*Required task*
Work out how many lines hold "screenshot". Give the number and nothing else.
┌────────
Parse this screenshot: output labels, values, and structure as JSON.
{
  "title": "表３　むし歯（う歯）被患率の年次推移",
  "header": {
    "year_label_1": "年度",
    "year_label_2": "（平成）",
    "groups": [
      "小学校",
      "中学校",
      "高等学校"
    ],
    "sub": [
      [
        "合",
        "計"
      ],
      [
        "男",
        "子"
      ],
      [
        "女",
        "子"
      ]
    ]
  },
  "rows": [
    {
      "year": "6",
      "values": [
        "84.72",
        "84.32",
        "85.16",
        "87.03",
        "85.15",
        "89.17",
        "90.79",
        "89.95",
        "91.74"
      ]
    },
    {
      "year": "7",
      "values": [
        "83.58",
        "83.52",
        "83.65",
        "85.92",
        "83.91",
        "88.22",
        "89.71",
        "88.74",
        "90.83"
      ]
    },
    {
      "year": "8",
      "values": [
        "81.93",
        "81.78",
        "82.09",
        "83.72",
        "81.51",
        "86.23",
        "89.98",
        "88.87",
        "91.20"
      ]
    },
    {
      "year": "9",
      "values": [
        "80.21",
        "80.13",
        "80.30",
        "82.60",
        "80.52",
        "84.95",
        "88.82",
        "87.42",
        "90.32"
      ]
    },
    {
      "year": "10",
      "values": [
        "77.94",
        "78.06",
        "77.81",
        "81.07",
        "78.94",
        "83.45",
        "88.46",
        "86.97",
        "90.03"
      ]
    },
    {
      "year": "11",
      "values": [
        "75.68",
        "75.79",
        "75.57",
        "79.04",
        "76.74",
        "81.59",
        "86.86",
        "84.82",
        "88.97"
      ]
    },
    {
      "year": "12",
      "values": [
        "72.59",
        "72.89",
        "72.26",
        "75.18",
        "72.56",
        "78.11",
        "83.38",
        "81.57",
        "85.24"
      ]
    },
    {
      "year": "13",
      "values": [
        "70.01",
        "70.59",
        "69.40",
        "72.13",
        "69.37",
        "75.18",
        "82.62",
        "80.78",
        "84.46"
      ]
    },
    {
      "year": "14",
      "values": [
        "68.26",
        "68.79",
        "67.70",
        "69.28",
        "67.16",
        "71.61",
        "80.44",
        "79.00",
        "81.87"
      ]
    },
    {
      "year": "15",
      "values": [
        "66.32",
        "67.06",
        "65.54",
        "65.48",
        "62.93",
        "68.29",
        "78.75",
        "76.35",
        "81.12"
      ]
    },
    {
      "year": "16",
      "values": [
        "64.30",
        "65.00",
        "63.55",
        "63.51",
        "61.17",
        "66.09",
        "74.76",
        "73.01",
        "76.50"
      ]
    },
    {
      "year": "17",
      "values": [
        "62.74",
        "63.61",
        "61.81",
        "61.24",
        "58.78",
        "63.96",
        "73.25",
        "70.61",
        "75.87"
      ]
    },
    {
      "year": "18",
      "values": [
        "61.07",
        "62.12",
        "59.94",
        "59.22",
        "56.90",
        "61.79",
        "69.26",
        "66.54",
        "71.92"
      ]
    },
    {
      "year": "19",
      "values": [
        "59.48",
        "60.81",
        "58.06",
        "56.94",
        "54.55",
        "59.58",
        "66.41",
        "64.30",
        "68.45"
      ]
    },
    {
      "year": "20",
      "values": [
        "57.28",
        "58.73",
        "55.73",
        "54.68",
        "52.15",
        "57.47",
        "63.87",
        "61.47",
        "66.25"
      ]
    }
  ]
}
└────────
┌────────
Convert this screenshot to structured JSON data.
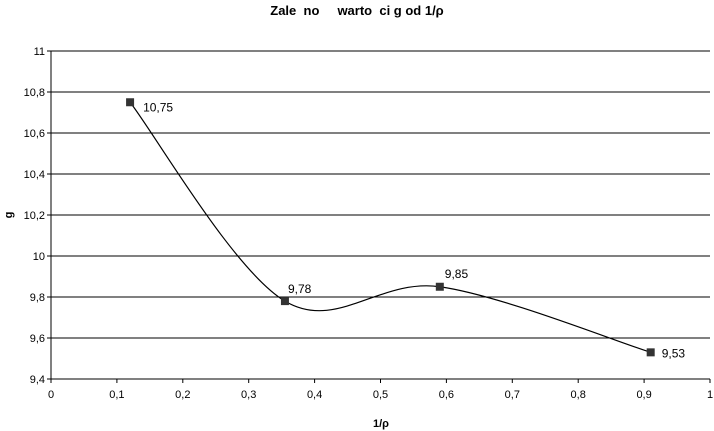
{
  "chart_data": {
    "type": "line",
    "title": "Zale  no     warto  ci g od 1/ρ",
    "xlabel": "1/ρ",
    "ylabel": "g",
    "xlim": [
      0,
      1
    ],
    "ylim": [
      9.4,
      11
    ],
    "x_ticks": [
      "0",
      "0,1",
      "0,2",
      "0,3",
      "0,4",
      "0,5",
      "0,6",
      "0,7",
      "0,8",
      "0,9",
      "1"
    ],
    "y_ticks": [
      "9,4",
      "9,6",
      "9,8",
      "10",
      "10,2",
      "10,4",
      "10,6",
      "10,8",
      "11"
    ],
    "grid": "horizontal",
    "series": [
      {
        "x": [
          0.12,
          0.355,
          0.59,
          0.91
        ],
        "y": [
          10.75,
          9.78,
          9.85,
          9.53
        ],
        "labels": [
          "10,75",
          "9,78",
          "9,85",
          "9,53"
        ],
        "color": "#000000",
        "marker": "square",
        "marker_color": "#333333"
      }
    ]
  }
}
└────────
*Final result*
2